__Set task__:
Omit the pictures and output every entry below exactly as written.

__Dataset rows__:
──────────

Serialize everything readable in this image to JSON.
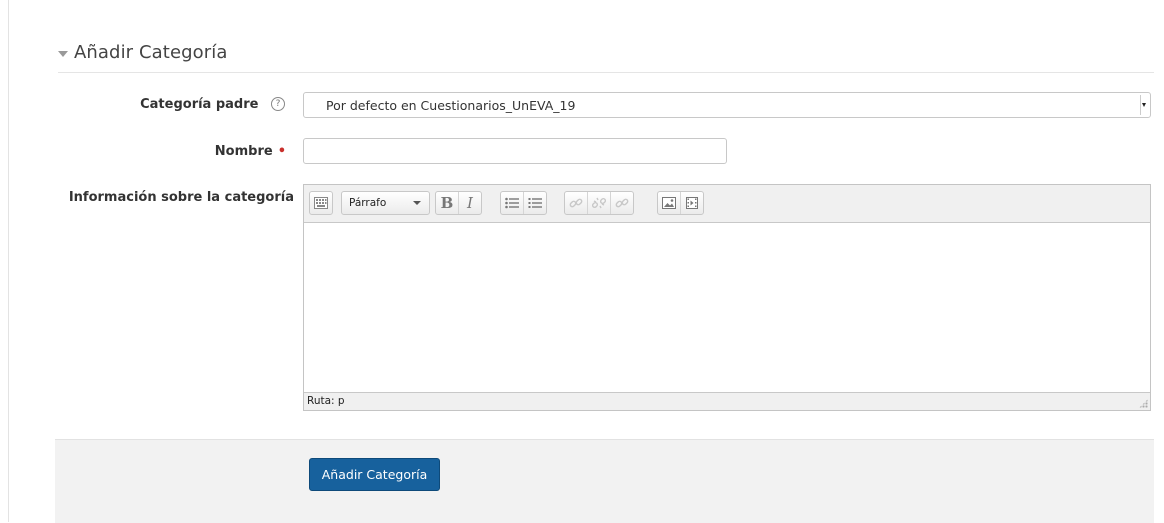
{
  "section": {
    "title": "Añadir Categoría"
  },
  "fields": {
    "parent_category": {
      "label": "Categoría padre",
      "help_icon": "question-circle-icon",
      "value": "Por defecto en Cuestionarios_UnEVA_19"
    },
    "name": {
      "label": "Nombre",
      "required_marker": "•",
      "value": ""
    },
    "info": {
      "label": "Información sobre la categoría"
    }
  },
  "editor": {
    "toolbar": {
      "toggle_icon": "keyboard-toolbar-toggle-icon",
      "format_select": "Párrafo",
      "bold": "B",
      "italic": "I",
      "unordered_list_icon": "unordered-list-icon",
      "ordered_list_icon": "ordered-list-icon",
      "link_icon": "link-icon",
      "unlink_icon": "unlink-icon",
      "anchor_icon": "anchor-link-icon",
      "image_icon": "image-icon",
      "media_icon": "media-icon"
    },
    "status_path": "Ruta: p",
    "content": ""
  },
  "actions": {
    "submit_label": "Añadir Categoría"
  },
  "colors": {
    "primary": "#17619d",
    "required": "#c9302c",
    "footer_bg": "#f2f2f2"
  }
}
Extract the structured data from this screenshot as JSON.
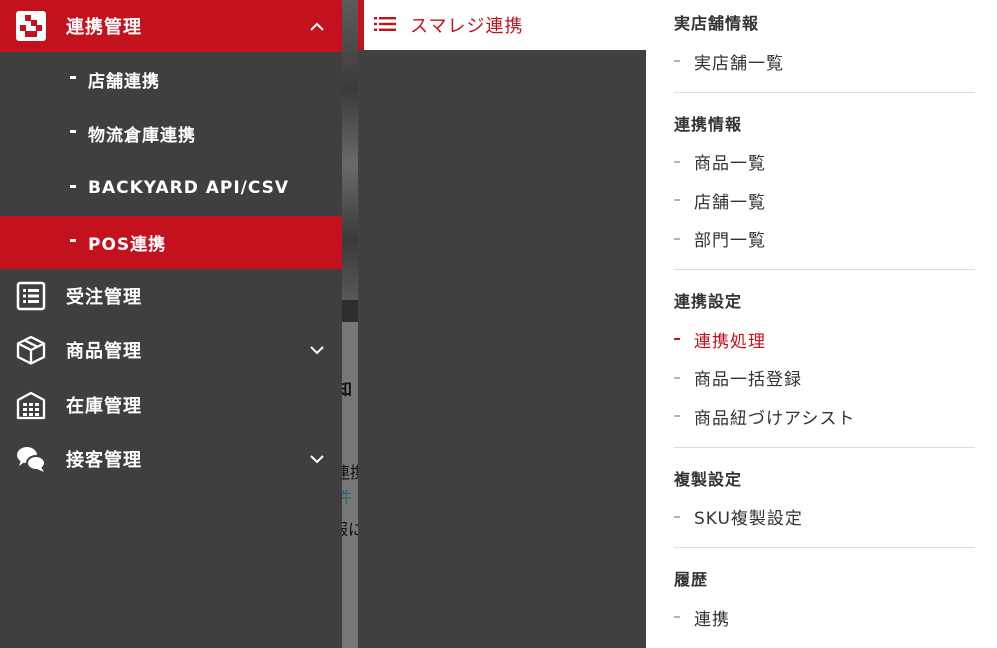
{
  "sidebar": {
    "active_group": {
      "label": "連携管理",
      "children": [
        {
          "label": "店舗連携"
        },
        {
          "label": "物流倉庫連携"
        },
        {
          "label": "BACKYARD API/CSV"
        },
        {
          "label": "POS連携",
          "active": true
        }
      ]
    },
    "items": [
      {
        "label": "受注管理",
        "icon": "order-list-icon",
        "has_chevron": false
      },
      {
        "label": "商品管理",
        "icon": "box-icon",
        "has_chevron": true
      },
      {
        "label": "在庫管理",
        "icon": "warehouse-icon",
        "has_chevron": false
      },
      {
        "label": "接客管理",
        "icon": "chat-bubbles-icon",
        "has_chevron": true
      }
    ]
  },
  "background_fragments": [
    "知",
    "連携",
    "件",
    "報に"
  ],
  "panel2": {
    "title": "スマレジ連携",
    "icon": "list-icon"
  },
  "submenu": {
    "sections": [
      {
        "title": "実店舗情報",
        "items": [
          {
            "label": "実店舗一覧"
          }
        ]
      },
      {
        "title": "連携情報",
        "items": [
          {
            "label": "商品一覧"
          },
          {
            "label": "店舗一覧"
          },
          {
            "label": "部門一覧"
          }
        ]
      },
      {
        "title": "連携設定",
        "items": [
          {
            "label": "連携処理",
            "current": true
          },
          {
            "label": "商品一括登録"
          },
          {
            "label": "商品紐づけアシスト"
          }
        ]
      },
      {
        "title": "複製設定",
        "items": [
          {
            "label": "SKU複製設定"
          }
        ]
      },
      {
        "title": "履歴",
        "items": [
          {
            "label": "連携"
          }
        ]
      }
    ]
  },
  "colors": {
    "accent": "#c3121d",
    "sidebar_bg": "#3f3f3f",
    "text": "#333333"
  }
}
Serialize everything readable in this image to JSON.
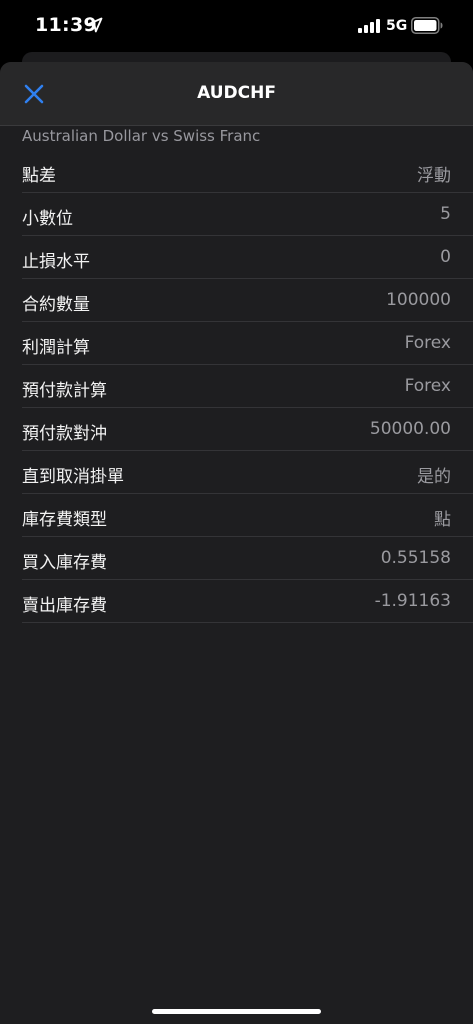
{
  "status_bar": {
    "time": "11:39",
    "network": "5G"
  },
  "header": {
    "title": "AUDCHF",
    "close_icon": "close-icon"
  },
  "subtitle": "Australian Dollar vs Swiss Franc",
  "colors": {
    "accent": "#2f80f0",
    "sheet_background": "#1e1e20",
    "nav_background": "#282829",
    "value_text": "#9a9a9f"
  },
  "rows": [
    {
      "label": "點差",
      "value": "浮動"
    },
    {
      "label": "小數位",
      "value": "5"
    },
    {
      "label": "止損水平",
      "value": "0"
    },
    {
      "label": "合約數量",
      "value": "100000"
    },
    {
      "label": "利潤計算",
      "value": "Forex"
    },
    {
      "label": "預付款計算",
      "value": "Forex"
    },
    {
      "label": "預付款對沖",
      "value": "50000.00"
    },
    {
      "label": "直到取消掛單",
      "value": "是的"
    },
    {
      "label": "庫存費類型",
      "value": "點"
    },
    {
      "label": "買入庫存費",
      "value": "0.55158"
    },
    {
      "label": "賣出庫存費",
      "value": "-1.91163"
    }
  ]
}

──────────

__Solution__:
Serialize everything readable in this image to JSON.
{
  "section": {
    "title": "Añadir Categoría"
  },
  "fields": {
    "parent_category": {
      "label": "Categoría padre",
      "help_icon": "question-circle-icon",
      "value": "Por defecto en Cuestionarios_UnEVA_19"
    },
    "name": {
      "label": "Nombre",
      "required_marker": "•",
      "value": ""
    },
    "info": {
      "label": "Información sobre la categoría"
    }
  },
  "editor": {
    "toolbar": {
      "toggle_icon": "keyboard-toolbar-toggle-icon",
      "format_select": "Párrafo",
      "bold": "B",
      "italic": "I",
      "unordered_list_icon": "unordered-list-icon",
      "ordered_list_icon": "ordered-list-icon",
      "link_icon": "link-icon",
      "unlink_icon": "unlink-icon",
      "anchor_icon": "anchor-link-icon",
      "image_icon": "image-icon",
      "media_icon": "media-icon"
    },
    "status_path": "Ruta: p",
    "content": ""
  },
  "actions": {
    "submit_label": "Añadir Categoría"
  },
  "colors": {
    "primary": "#17619d",
    "required": "#c9302c",
    "footer_bg": "#f2f2f2"
  }
}
Extract the structured data from this screenshot as JSON.
{
  "sidebar": {
    "active_group": {
      "label": "連携管理",
      "children": [
        {
          "label": "店舗連携"
        },
        {
          "label": "物流倉庫連携"
        },
        {
          "label": "BACKYARD API/CSV"
        },
        {
          "label": "POS連携",
          "active": true
        }
      ]
    },
    "items": [
      {
        "label": "受注管理",
        "icon": "order-list-icon",
        "has_chevron": false
      },
      {
        "label": "商品管理",
        "icon": "box-icon",
        "has_chevron": true
      },
      {
        "label": "在庫管理",
        "icon": "warehouse-icon",
        "has_chevron": false
      },
      {
        "label": "接客管理",
        "icon": "chat-bubbles-icon",
        "has_chevron": true
      }
    ]
  },
  "background_fragments": [
    "知",
    "連携",
    "件",
    "報に"
  ],
  "panel2": {
    "title": "スマレジ連携",
    "icon": "list-icon"
  },
  "submenu": {
    "sections": [
      {
        "title": "実店舗情報",
        "items": [
          {
            "label": "実店舗一覧"
          }
        ]
      },
      {
        "title": "連携情報",
        "items": [
          {
            "label": "商品一覧"
          },
          {
            "label": "店舗一覧"
          },
          {
            "label": "部門一覧"
          }
        ]
      },
      {
        "title": "連携設定",
        "items": [
          {
            "label": "連携処理",
            "current": true
          },
          {
            "label": "商品一括登録"
          },
          {
            "label": "商品紐づけアシスト"
          }
        ]
      },
      {
        "title": "複製設定",
        "items": [
          {
            "label": "SKU複製設定"
          }
        ]
      },
      {
        "title": "履歴",
        "items": [
          {
            "label": "連携"
          }
        ]
      }
    ]
  },
  "colors": {
    "accent": "#c3121d",
    "sidebar_bg": "#3f3f3f",
    "text": "#333333"
  }
}
Serialize everything readable in this image to JSON.
{
  "status_bar": {
    "time": "11:39",
    "network": "5G"
  },
  "header": {
    "title": "AUDCHF",
    "close_icon": "close-icon"
  },
  "subtitle": "Australian Dollar vs Swiss Franc",
  "colors": {
    "accent": "#2f80f0",
    "sheet_background": "#1e1e20",
    "nav_background": "#282829",
    "value_text": "#9a9a9f"
  },
  "rows": [
    {
      "label": "點差",
      "value": "浮動"
    },
    {
      "label": "小數位",
      "value": "5"
    },
    {
      "label": "止損水平",
      "value": "0"
    },
    {
      "label": "合約數量",
      "value": "100000"
    },
    {
      "label": "利潤計算",
      "value": "Forex"
    },
    {
      "label": "預付款計算",
      "value": "Forex"
    },
    {
      "label": "預付款對沖",
      "value": "50000.00"
    },
    {
      "label": "直到取消掛單",
      "value": "是的"
    },
    {
      "label": "庫存費類型",
      "value": "點"
    },
    {
      "label": "買入庫存費",
      "value": "0.55158"
    },
    {
      "label": "賣出庫存費",
      "value": "-1.91163"
    }
  ]
}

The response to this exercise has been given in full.